=== RECORDS SHOWN ===

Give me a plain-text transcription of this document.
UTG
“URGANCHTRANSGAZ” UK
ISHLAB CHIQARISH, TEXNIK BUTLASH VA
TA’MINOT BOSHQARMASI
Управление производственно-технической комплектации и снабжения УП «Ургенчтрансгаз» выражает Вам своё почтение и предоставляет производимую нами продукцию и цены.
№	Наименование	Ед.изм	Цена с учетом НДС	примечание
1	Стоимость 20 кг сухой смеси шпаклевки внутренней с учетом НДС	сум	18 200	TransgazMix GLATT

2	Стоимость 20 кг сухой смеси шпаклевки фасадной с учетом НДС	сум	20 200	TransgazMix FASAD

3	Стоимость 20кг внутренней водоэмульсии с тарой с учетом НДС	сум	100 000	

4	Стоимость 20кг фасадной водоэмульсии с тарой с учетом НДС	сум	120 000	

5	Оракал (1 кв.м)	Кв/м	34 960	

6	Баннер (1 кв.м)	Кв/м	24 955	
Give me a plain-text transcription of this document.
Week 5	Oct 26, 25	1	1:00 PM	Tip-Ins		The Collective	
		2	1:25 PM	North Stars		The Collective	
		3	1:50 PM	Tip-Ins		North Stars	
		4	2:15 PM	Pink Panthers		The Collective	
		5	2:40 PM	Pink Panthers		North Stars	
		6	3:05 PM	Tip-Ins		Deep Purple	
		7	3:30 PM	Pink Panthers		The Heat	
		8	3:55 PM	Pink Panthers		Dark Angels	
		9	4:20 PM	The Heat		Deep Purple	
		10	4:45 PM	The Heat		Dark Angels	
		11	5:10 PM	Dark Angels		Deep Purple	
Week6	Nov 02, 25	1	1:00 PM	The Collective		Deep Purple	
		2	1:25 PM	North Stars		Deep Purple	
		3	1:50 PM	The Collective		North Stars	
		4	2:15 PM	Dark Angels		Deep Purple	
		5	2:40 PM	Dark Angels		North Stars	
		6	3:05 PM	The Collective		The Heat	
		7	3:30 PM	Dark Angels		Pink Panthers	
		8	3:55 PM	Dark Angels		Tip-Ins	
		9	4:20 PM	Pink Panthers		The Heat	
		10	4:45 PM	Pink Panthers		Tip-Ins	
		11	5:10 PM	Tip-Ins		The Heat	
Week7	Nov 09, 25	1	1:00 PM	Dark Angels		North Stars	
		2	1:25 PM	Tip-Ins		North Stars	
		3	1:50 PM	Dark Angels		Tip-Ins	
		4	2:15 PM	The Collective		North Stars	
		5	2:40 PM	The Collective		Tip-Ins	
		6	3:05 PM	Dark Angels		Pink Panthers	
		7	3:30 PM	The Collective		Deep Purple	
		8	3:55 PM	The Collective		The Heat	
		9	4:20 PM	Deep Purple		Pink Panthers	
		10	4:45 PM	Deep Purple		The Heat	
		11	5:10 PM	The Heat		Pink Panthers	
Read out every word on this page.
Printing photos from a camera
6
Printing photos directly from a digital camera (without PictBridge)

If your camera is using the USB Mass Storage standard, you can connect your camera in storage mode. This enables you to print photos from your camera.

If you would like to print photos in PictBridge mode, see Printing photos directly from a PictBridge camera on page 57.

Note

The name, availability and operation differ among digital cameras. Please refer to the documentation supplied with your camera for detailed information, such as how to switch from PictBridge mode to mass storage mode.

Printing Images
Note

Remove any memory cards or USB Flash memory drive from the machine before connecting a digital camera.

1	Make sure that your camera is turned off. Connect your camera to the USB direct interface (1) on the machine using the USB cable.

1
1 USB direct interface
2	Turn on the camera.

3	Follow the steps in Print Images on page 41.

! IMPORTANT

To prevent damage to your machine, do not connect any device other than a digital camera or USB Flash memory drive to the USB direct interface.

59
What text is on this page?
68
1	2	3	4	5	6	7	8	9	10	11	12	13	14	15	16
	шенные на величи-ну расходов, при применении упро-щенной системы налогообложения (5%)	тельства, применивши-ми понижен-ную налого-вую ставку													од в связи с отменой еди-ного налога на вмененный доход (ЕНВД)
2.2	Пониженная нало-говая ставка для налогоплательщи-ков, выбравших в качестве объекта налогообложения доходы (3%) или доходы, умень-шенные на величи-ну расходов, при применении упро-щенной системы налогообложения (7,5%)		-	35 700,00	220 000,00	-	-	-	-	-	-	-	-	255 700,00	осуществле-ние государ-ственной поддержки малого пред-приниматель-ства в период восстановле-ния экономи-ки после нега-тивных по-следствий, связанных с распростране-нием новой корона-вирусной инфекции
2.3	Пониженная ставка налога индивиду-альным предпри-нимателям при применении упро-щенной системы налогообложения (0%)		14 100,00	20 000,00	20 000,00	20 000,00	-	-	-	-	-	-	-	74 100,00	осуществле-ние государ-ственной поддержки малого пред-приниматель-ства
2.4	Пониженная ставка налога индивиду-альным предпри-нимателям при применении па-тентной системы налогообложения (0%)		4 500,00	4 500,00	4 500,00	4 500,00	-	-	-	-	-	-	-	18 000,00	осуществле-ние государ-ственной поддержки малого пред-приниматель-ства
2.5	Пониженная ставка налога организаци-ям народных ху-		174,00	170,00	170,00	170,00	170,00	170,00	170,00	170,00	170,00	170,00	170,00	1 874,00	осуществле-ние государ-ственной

===

TASK DIRECTIONS — Go through the data above and find the lines with the word "using". Copy each of those lines.

WRITTEN SOLUTION —
If your camera is using the USB Mass Storage standard, you can connect your camera in storage mode. This enables you to print photos from your camera.
1	Make sure that your camera is turned off. Connect your camera to the USB direct interface (1) on the machine using the USB cable.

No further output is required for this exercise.